── Material provided ──

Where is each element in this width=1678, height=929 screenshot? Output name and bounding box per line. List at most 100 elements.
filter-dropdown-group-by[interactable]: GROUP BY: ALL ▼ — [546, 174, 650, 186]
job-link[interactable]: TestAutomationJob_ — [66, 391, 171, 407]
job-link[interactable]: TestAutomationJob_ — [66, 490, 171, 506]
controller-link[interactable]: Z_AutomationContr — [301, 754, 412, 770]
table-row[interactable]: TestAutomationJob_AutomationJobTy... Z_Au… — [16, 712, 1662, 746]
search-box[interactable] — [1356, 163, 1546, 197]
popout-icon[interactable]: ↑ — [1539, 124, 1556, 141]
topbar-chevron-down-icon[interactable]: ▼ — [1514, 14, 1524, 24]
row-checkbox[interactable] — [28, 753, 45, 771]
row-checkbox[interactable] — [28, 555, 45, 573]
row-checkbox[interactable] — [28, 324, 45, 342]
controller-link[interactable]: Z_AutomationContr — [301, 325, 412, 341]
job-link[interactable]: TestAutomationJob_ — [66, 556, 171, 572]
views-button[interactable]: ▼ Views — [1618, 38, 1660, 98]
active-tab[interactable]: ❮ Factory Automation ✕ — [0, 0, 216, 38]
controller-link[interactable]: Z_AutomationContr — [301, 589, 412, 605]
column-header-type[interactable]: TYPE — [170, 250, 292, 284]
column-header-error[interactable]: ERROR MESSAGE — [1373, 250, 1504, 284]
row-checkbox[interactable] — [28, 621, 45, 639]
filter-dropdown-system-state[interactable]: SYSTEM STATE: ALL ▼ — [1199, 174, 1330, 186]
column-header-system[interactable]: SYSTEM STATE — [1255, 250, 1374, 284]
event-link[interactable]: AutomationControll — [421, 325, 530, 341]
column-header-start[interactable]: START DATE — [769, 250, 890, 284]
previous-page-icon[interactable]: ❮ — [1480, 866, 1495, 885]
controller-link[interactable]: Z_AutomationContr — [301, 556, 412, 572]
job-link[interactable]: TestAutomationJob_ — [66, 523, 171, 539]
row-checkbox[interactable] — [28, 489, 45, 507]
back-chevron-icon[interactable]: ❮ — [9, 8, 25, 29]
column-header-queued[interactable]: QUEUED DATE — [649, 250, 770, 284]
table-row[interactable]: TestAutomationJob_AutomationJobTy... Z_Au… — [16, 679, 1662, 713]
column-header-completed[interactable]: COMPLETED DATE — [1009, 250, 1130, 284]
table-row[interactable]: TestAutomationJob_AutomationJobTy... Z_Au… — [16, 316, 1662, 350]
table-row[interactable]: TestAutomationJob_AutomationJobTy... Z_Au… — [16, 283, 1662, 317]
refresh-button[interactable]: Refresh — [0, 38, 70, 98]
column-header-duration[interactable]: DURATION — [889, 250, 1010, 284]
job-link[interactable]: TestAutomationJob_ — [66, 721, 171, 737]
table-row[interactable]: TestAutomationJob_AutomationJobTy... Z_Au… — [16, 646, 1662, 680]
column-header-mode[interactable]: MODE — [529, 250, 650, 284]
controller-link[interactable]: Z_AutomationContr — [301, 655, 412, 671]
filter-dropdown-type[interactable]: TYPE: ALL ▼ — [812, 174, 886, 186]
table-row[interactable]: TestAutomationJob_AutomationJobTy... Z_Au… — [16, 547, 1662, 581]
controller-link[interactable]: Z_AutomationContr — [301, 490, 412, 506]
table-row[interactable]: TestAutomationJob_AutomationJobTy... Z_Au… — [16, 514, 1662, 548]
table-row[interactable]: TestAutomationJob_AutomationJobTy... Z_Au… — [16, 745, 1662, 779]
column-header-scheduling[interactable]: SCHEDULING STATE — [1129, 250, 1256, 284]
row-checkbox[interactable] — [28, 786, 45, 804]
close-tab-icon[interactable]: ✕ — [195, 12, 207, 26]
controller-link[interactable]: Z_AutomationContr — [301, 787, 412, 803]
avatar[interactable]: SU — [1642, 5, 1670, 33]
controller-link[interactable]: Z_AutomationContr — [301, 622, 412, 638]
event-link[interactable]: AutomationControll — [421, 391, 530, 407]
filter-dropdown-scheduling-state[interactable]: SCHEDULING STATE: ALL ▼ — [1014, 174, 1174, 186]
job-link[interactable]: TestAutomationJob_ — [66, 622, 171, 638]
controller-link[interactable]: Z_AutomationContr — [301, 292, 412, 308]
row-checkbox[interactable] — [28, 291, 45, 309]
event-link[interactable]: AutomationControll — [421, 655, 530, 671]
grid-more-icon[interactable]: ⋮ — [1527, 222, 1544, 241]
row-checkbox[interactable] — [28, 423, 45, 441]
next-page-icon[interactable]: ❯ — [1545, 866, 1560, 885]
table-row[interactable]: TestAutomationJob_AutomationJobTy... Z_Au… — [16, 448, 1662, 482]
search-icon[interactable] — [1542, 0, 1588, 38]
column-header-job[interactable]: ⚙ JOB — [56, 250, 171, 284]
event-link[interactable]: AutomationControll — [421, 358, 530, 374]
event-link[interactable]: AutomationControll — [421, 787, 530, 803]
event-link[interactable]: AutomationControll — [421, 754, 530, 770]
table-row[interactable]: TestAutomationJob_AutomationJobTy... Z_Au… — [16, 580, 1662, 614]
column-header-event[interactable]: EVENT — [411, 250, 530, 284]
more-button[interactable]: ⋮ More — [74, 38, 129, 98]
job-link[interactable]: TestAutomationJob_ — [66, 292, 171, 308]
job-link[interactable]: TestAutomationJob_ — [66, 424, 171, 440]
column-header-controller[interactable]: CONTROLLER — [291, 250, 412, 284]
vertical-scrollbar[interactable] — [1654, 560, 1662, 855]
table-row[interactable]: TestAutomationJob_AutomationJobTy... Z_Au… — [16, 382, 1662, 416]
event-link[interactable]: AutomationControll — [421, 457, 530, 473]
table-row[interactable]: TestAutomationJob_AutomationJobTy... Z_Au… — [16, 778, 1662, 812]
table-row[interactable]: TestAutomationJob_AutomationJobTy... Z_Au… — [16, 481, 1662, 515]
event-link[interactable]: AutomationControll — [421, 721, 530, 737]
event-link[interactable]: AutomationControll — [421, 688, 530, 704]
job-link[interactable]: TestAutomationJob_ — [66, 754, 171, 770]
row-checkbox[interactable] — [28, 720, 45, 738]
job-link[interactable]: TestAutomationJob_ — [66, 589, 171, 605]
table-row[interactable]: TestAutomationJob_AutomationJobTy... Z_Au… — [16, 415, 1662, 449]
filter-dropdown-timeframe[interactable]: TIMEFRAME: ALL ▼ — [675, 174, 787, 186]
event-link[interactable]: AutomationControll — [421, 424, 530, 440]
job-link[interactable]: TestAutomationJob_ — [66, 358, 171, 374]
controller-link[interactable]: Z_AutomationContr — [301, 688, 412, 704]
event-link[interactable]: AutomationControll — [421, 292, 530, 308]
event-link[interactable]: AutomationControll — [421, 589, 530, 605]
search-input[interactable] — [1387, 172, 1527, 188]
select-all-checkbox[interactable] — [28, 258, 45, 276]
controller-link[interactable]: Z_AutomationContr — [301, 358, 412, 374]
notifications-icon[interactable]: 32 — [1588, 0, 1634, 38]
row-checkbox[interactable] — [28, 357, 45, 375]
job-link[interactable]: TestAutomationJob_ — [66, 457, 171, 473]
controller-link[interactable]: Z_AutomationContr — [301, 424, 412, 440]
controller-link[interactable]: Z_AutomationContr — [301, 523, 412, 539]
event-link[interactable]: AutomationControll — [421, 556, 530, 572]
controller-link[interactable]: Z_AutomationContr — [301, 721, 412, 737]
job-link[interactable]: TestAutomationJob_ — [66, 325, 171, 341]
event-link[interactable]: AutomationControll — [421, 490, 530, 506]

───

Aim >> Retype all of the records above line for line, without changing a single character.

Answer for the task >>
Where is each element in this width=1678, height=929 screenshot? Output name and bounding box per line. List at most 100 elements.
filter-dropdown-group-by[interactable]: GROUP BY: ALL ▼ — [546, 174, 650, 186]
job-link[interactable]: TestAutomationJob_ — [66, 391, 171, 407]
job-link[interactable]: TestAutomationJob_ — [66, 490, 171, 506]
controller-link[interactable]: Z_AutomationContr — [301, 754, 412, 770]
table-row[interactable]: TestAutomationJob_AutomationJobTy... Z_Au… — [16, 712, 1662, 746]
search-box[interactable] — [1356, 163, 1546, 197]
popout-icon[interactable]: ↑ — [1539, 124, 1556, 141]
topbar-chevron-down-icon[interactable]: ▼ — [1514, 14, 1524, 24]
row-checkbox[interactable] — [28, 753, 45, 771]
row-checkbox[interactable] — [28, 555, 45, 573]
row-checkbox[interactable] — [28, 324, 45, 342]
controller-link[interactable]: Z_AutomationContr — [301, 325, 412, 341]
job-link[interactable]: TestAutomationJob_ — [66, 556, 171, 572]
views-button[interactable]: ▼ Views — [1618, 38, 1660, 98]
active-tab[interactable]: ❮ Factory Automation ✕ — [0, 0, 216, 38]
controller-link[interactable]: Z_AutomationContr — [301, 589, 412, 605]
column-header-type[interactable]: TYPE — [170, 250, 292, 284]
column-header-error[interactable]: ERROR MESSAGE — [1373, 250, 1504, 284]
row-checkbox[interactable] — [28, 621, 45, 639]
filter-dropdown-system-state[interactable]: SYSTEM STATE: ALL ▼ — [1199, 174, 1330, 186]
column-header-system[interactable]: SYSTEM STATE — [1255, 250, 1374, 284]
event-link[interactable]: AutomationControll — [421, 325, 530, 341]
column-header-start[interactable]: START DATE — [769, 250, 890, 284]
previous-page-icon[interactable]: ❮ — [1480, 866, 1495, 885]
controller-link[interactable]: Z_AutomationContr — [301, 556, 412, 572]
job-link[interactable]: TestAutomationJob_ — [66, 523, 171, 539]
row-checkbox[interactable] — [28, 489, 45, 507]
back-chevron-icon[interactable]: ❮ — [9, 8, 25, 29]
column-header-queued[interactable]: QUEUED DATE — [649, 250, 770, 284]
table-row[interactable]: TestAutomationJob_AutomationJobTy... Z_Au… — [16, 679, 1662, 713]
column-header-completed[interactable]: COMPLETED DATE — [1009, 250, 1130, 284]
table-row[interactable]: TestAutomationJob_AutomationJobTy... Z_Au… — [16, 316, 1662, 350]
table-row[interactable]: TestAutomationJob_AutomationJobTy... Z_Au… — [16, 283, 1662, 317]
refresh-button[interactable]: Refresh — [0, 38, 70, 98]
column-header-duration[interactable]: DURATION — [889, 250, 1010, 284]
job-link[interactable]: TestAutomationJob_ — [66, 721, 171, 737]
table-row[interactable]: TestAutomationJob_AutomationJobTy... Z_Au… — [16, 646, 1662, 680]
column-header-mode[interactable]: MODE — [529, 250, 650, 284]
controller-link[interactable]: Z_AutomationContr — [301, 655, 412, 671]
filter-dropdown-type[interactable]: TYPE: ALL ▼ — [812, 174, 886, 186]
table-row[interactable]: TestAutomationJob_AutomationJobTy... Z_Au… — [16, 547, 1662, 581]
controller-link[interactable]: Z_AutomationContr — [301, 490, 412, 506]
table-row[interactable]: TestAutomationJob_AutomationJobTy... Z_Au… — [16, 514, 1662, 548]
table-row[interactable]: TestAutomationJob_AutomationJobTy... Z_Au… — [16, 745, 1662, 779]
column-header-scheduling[interactable]: SCHEDULING STATE — [1129, 250, 1256, 284]
row-checkbox[interactable] — [28, 786, 45, 804]
close-tab-icon[interactable]: ✕ — [195, 12, 207, 26]
controller-link[interactable]: Z_AutomationContr — [301, 787, 412, 803]
avatar[interactable]: SU — [1642, 5, 1670, 33]
controller-link[interactable]: Z_AutomationContr — [301, 622, 412, 638]
event-link[interactable]: AutomationControll — [421, 391, 530, 407]
filter-dropdown-scheduling-state[interactable]: SCHEDULING STATE: ALL ▼ — [1014, 174, 1174, 186]
job-link[interactable]: TestAutomationJob_ — [66, 622, 171, 638]
controller-link[interactable]: Z_AutomationContr — [301, 292, 412, 308]
row-checkbox[interactable] — [28, 291, 45, 309]
event-link[interactable]: AutomationControll — [421, 655, 530, 671]
grid-more-icon[interactable]: ⋮ — [1527, 222, 1544, 241]
row-checkbox[interactable] — [28, 423, 45, 441]
next-page-icon[interactable]: ❯ — [1545, 866, 1560, 885]
table-row[interactable]: TestAutomationJob_AutomationJobTy... Z_Au… — [16, 448, 1662, 482]
search-icon[interactable] — [1542, 0, 1588, 38]
column-header-job[interactable]: ⚙ JOB — [56, 250, 171, 284]
event-link[interactable]: AutomationControll — [421, 358, 530, 374]
event-link[interactable]: AutomationControll — [421, 787, 530, 803]
event-link[interactable]: AutomationControll — [421, 754, 530, 770]
table-row[interactable]: TestAutomationJob_AutomationJobTy... Z_Au… — [16, 580, 1662, 614]
column-header-event[interactable]: EVENT — [411, 250, 530, 284]
more-button[interactable]: ⋮ More — [74, 38, 129, 98]
job-link[interactable]: TestAutomationJob_ — [66, 292, 171, 308]
job-link[interactable]: TestAutomationJob_ — [66, 424, 171, 440]
column-header-controller[interactable]: CONTROLLER — [291, 250, 412, 284]
vertical-scrollbar[interactable] — [1654, 560, 1662, 855]
table-row[interactable]: TestAutomationJob_AutomationJobTy... Z_Au… — [16, 382, 1662, 416]
event-link[interactable]: AutomationControll — [421, 457, 530, 473]
table-row[interactable]: TestAutomationJob_AutomationJobTy... Z_Au… — [16, 778, 1662, 812]
table-row[interactable]: TestAutomationJob_AutomationJobTy... Z_Au… — [16, 481, 1662, 515]
event-link[interactable]: AutomationControll — [421, 721, 530, 737]
event-link[interactable]: AutomationControll — [421, 688, 530, 704]
job-link[interactable]: TestAutomationJob_ — [66, 754, 171, 770]
row-checkbox[interactable] — [28, 720, 45, 738]
job-link[interactable]: TestAutomationJob_ — [66, 589, 171, 605]
table-row[interactable]: TestAutomationJob_AutomationJobTy... Z_Au… — [16, 415, 1662, 449]
filter-dropdown-timeframe[interactable]: TIMEFRAME: ALL ▼ — [675, 174, 787, 186]
event-link[interactable]: AutomationControll — [421, 424, 530, 440]
job-link[interactable]: TestAutomationJob_ — [66, 358, 171, 374]
controller-link[interactable]: Z_AutomationContr — [301, 688, 412, 704]
event-link[interactable]: AutomationControll — [421, 292, 530, 308]
event-link[interactable]: AutomationControll — [421, 589, 530, 605]
search-input[interactable] — [1387, 172, 1527, 188]
select-all-checkbox[interactable] — [28, 258, 45, 276]
controller-link[interactable]: Z_AutomationContr — [301, 358, 412, 374]
notifications-icon[interactable]: 32 — [1588, 0, 1634, 38]
row-checkbox[interactable] — [28, 357, 45, 375]
job-link[interactable]: TestAutomationJob_ — [66, 457, 171, 473]
controller-link[interactable]: Z_AutomationContr — [301, 424, 412, 440]
controller-link[interactable]: Z_AutomationContr — [301, 523, 412, 539]
event-link[interactable]: AutomationControll — [421, 556, 530, 572]
controller-link[interactable]: Z_AutomationContr — [301, 721, 412, 737]
job-link[interactable]: TestAutomationJob_ — [66, 325, 171, 341]
event-link[interactable]: AutomationControll — [421, 490, 530, 506]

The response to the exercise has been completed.